• [Given records]:
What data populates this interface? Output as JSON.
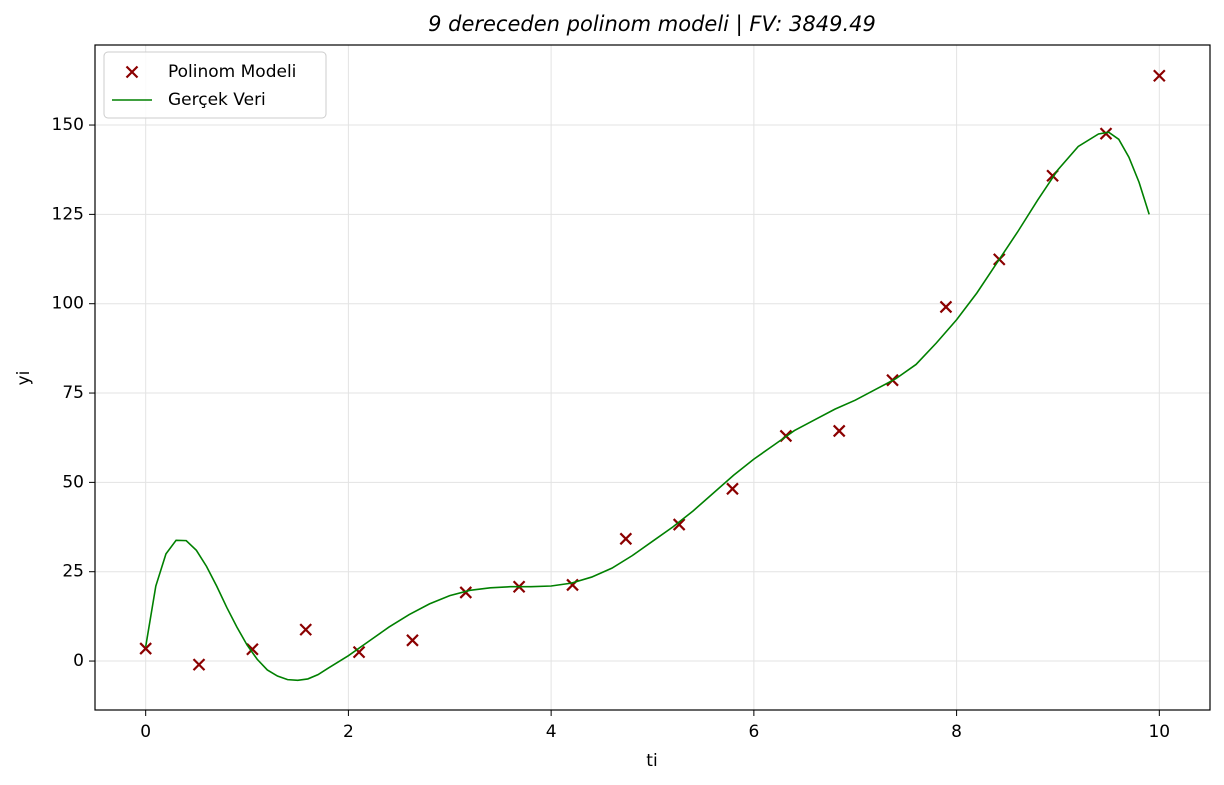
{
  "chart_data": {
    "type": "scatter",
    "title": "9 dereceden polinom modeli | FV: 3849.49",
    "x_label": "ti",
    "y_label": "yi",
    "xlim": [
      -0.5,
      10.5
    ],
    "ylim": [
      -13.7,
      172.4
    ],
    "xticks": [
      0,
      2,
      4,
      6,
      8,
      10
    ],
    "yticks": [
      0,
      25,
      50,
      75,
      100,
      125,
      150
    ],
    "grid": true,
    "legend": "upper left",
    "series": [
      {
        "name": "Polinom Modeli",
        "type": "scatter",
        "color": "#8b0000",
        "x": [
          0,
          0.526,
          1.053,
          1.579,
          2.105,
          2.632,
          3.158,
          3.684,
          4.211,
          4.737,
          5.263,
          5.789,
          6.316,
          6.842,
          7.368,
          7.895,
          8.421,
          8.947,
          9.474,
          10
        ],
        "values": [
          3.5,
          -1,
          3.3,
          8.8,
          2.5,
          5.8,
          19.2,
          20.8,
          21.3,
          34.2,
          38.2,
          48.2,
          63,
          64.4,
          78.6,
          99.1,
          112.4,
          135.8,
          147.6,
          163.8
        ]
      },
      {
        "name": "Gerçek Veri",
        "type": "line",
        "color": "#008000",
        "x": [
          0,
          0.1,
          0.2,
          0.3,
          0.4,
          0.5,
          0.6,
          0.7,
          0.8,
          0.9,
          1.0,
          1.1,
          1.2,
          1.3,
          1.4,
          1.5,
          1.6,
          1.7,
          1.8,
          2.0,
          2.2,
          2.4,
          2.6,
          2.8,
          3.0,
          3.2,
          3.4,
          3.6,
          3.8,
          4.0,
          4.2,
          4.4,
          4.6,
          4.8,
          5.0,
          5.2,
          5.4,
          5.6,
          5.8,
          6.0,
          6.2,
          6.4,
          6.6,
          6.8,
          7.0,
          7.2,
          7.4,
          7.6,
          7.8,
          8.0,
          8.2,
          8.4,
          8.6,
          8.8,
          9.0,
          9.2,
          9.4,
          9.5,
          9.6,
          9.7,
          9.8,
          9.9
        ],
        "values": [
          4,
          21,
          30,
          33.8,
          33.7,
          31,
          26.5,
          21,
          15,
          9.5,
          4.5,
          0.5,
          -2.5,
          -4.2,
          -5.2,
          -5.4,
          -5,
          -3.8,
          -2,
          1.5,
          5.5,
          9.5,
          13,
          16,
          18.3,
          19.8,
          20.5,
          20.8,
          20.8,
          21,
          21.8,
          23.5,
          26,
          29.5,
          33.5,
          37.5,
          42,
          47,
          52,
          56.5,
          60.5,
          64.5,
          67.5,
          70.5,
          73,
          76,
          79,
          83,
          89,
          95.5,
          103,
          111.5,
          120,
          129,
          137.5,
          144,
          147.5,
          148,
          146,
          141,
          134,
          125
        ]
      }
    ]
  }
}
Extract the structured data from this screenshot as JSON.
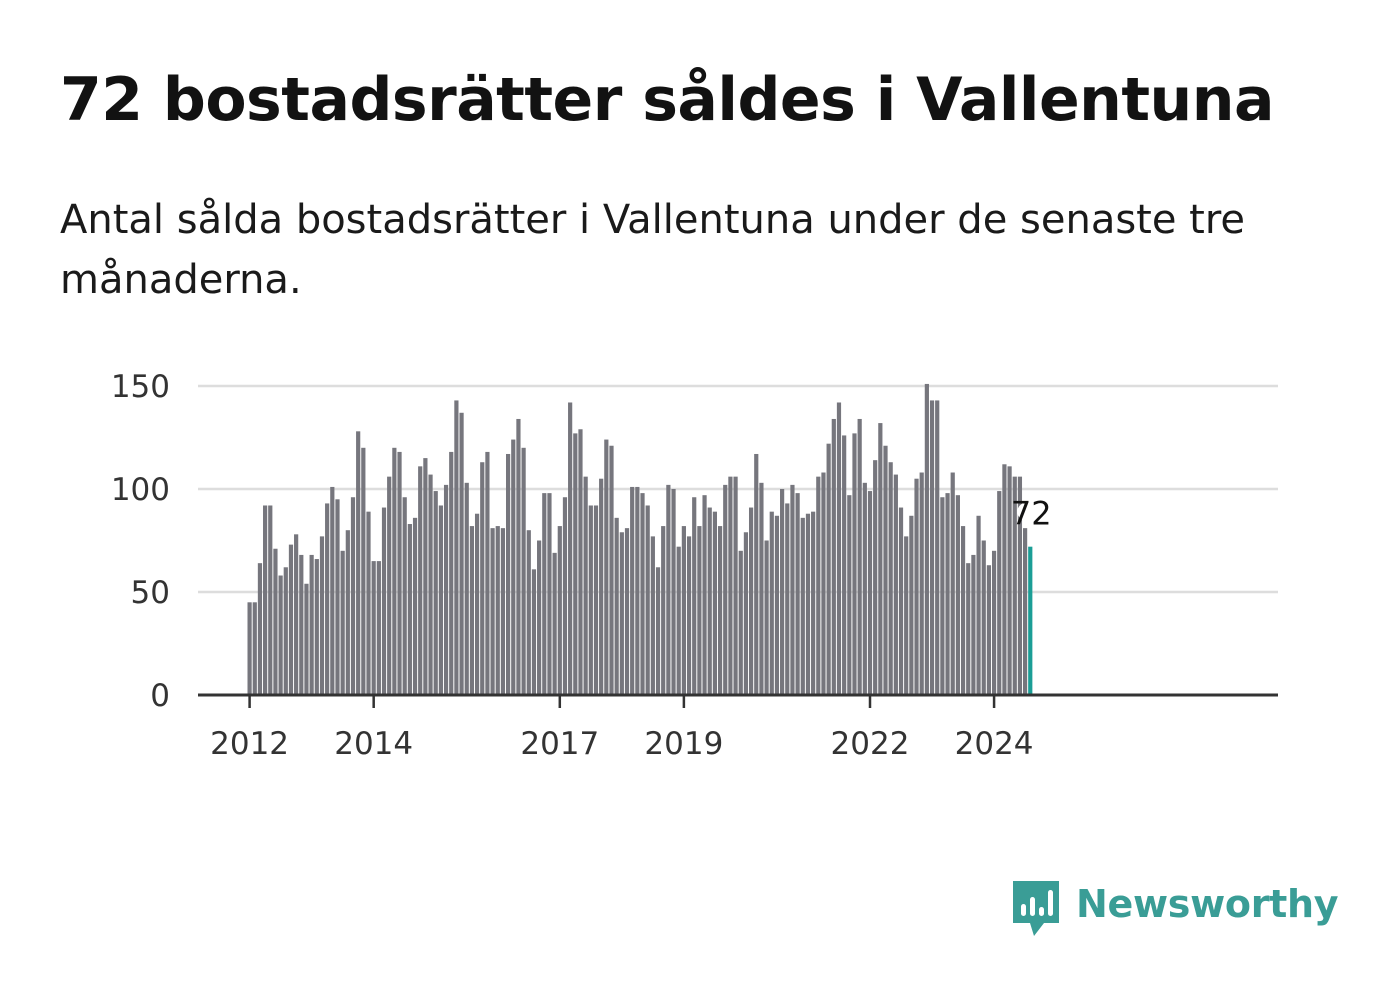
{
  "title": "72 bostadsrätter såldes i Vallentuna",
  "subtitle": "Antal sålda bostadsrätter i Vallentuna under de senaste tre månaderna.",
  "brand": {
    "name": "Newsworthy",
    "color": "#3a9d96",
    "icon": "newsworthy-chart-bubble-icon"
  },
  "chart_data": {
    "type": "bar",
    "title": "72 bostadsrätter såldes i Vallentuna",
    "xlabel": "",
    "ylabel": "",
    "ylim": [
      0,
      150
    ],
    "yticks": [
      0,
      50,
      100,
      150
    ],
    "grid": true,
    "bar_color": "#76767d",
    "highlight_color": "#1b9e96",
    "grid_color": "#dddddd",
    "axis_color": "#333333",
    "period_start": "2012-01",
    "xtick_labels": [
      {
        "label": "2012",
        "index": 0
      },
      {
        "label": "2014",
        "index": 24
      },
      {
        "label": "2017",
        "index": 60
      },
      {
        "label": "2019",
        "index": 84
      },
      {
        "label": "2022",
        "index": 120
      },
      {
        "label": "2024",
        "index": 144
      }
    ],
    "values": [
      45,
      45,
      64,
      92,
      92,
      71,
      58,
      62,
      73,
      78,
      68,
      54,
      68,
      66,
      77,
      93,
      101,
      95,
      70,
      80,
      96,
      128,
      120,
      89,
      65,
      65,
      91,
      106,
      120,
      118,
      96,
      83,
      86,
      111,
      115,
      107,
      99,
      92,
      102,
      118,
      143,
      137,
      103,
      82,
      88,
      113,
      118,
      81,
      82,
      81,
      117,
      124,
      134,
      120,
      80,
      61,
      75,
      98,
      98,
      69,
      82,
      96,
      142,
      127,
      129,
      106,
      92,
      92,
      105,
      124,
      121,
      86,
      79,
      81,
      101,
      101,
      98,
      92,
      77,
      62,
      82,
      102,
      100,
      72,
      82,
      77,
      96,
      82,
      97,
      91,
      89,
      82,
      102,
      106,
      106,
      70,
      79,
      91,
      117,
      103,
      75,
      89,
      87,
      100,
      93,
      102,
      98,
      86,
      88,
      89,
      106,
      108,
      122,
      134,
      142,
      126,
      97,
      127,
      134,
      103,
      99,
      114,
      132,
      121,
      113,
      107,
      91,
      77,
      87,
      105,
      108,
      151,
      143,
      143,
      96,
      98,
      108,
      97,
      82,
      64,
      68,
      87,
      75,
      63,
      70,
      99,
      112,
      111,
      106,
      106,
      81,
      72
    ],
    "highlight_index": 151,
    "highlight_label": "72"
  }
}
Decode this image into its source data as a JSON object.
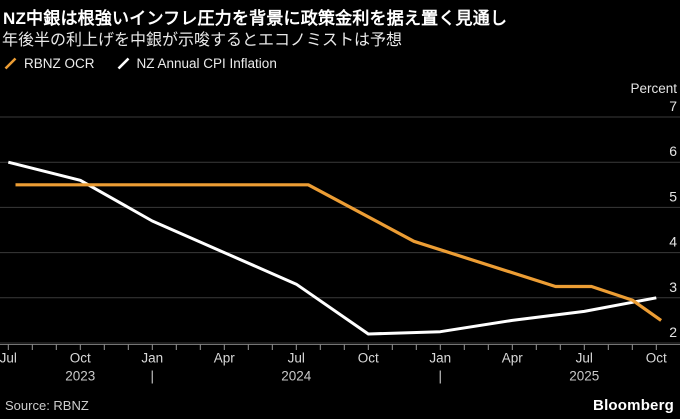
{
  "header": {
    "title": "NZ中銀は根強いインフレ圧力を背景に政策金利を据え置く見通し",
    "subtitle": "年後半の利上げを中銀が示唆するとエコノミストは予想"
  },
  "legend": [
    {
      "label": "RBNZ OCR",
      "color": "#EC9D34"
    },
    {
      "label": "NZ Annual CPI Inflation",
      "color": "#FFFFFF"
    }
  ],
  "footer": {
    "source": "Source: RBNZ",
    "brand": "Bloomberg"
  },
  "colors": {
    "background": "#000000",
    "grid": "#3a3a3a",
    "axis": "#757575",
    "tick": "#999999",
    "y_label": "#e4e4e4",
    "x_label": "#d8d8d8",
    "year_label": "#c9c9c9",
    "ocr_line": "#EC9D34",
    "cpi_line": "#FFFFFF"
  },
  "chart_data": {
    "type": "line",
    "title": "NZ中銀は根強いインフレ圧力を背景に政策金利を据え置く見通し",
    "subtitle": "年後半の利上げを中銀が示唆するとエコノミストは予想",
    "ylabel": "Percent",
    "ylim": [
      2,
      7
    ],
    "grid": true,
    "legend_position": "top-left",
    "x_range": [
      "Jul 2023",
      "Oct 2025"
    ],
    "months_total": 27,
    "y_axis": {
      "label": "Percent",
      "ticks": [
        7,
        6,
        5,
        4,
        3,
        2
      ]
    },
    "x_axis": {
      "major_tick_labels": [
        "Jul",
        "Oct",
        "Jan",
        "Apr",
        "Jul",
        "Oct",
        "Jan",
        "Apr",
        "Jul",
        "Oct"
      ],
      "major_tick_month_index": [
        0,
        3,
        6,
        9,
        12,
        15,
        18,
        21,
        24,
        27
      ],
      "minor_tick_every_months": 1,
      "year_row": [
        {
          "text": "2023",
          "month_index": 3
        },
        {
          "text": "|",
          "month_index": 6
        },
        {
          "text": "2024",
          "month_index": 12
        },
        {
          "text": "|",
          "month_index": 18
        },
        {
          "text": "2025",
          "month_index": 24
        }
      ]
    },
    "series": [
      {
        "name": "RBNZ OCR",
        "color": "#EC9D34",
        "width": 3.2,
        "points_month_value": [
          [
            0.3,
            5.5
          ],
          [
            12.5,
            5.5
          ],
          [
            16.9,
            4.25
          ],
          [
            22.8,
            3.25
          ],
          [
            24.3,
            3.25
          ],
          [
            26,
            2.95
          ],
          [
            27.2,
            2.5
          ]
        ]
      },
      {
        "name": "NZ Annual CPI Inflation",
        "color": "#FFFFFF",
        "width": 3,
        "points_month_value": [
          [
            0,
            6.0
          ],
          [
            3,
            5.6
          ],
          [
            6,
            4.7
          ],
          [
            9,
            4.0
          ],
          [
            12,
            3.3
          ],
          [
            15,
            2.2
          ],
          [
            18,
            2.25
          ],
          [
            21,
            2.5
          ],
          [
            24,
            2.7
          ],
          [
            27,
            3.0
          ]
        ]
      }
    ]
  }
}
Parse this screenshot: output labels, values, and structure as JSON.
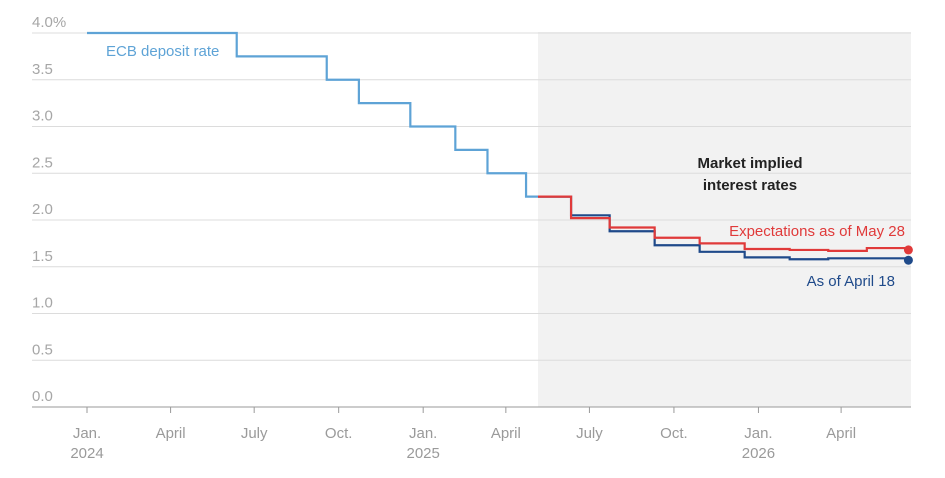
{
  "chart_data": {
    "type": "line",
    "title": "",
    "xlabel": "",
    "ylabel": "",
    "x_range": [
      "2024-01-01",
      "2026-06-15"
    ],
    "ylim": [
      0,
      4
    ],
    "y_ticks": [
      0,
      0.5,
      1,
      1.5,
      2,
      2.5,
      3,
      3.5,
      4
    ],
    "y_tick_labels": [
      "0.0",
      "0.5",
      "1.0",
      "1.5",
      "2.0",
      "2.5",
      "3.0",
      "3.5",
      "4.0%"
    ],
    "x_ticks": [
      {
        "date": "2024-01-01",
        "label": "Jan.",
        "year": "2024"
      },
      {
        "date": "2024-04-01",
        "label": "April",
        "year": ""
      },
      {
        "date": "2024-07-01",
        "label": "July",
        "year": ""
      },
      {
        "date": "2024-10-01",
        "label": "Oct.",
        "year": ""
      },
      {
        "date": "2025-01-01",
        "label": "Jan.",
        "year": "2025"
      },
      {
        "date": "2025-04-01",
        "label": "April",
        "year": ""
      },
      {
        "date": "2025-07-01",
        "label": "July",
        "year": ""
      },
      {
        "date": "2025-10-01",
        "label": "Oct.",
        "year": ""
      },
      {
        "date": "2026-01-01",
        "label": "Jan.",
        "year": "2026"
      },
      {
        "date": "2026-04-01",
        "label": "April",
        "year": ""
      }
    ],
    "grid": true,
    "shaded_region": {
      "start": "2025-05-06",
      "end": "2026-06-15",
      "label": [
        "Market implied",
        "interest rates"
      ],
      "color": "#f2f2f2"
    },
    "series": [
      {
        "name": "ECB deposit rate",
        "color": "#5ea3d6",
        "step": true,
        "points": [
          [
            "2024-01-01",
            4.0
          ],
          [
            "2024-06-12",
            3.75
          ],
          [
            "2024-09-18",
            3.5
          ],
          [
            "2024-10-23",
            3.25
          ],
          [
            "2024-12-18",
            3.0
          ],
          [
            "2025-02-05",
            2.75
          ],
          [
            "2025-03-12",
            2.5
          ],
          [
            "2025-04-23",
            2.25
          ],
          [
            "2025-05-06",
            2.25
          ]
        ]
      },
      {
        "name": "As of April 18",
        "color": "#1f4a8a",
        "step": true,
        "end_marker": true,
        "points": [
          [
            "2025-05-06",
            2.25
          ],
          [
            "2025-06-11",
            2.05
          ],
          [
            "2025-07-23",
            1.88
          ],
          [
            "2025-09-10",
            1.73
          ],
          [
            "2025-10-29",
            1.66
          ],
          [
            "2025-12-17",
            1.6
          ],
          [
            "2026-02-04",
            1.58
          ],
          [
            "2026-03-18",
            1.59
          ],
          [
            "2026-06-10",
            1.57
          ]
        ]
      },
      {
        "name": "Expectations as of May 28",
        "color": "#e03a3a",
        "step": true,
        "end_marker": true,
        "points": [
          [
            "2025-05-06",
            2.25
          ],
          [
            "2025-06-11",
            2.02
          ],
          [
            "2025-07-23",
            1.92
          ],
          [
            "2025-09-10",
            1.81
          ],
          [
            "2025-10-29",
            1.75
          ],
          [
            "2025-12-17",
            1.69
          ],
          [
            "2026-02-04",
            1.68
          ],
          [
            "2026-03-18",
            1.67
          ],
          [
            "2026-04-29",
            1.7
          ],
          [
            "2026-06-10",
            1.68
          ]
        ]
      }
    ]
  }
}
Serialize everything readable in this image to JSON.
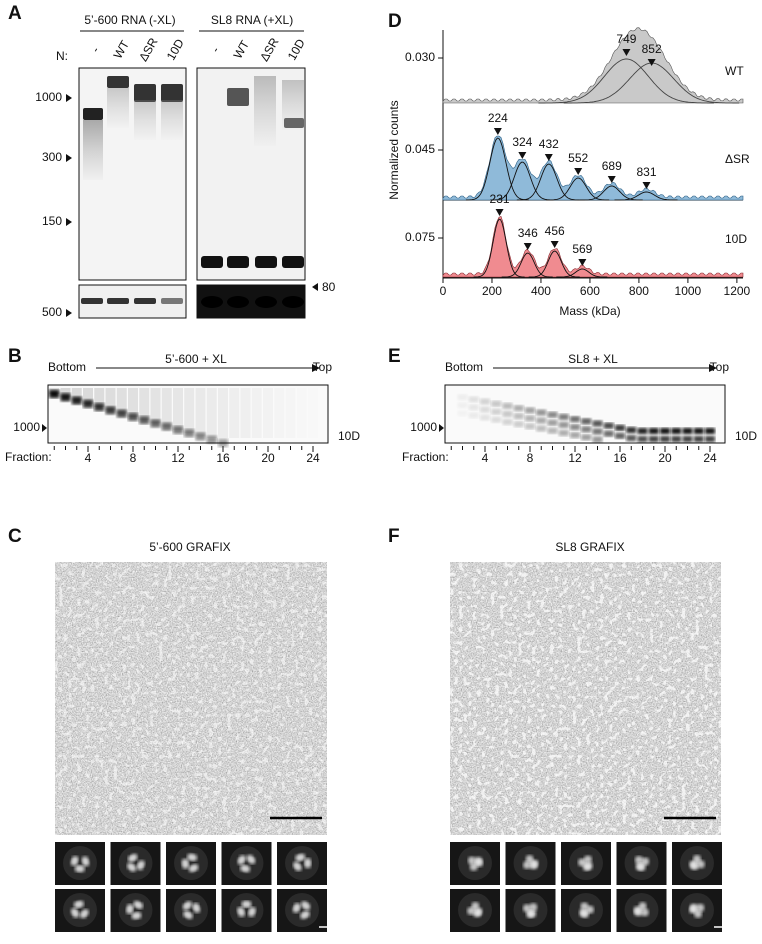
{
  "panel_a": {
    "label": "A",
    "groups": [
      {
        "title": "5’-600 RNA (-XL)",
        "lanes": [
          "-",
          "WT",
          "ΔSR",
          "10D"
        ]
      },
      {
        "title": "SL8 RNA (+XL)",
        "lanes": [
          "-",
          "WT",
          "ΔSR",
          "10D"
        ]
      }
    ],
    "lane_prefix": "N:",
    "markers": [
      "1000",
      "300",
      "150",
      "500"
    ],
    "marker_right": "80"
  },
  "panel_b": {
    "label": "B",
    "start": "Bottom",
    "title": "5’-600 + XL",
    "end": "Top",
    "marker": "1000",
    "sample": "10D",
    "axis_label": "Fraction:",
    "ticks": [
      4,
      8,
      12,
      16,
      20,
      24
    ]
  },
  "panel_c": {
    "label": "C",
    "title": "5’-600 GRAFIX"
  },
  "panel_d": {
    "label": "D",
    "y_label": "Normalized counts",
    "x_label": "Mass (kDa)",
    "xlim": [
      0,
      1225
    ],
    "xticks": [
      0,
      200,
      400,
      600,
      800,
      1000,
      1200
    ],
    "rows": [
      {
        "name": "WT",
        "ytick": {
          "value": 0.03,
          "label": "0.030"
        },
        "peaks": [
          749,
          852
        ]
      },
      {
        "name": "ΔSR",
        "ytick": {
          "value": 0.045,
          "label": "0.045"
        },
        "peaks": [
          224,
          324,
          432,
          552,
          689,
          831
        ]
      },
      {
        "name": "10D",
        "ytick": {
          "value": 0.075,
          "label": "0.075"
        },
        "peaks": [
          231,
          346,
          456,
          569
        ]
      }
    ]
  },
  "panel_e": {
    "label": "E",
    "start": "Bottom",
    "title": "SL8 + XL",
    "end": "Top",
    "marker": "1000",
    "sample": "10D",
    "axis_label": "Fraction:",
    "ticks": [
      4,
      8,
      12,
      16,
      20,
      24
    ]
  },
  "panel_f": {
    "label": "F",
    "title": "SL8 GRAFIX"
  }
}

• [Problem to work on]: State how many lines of the records hold the string "screenshot", and nothing else.

• [Output of the exercise]: 2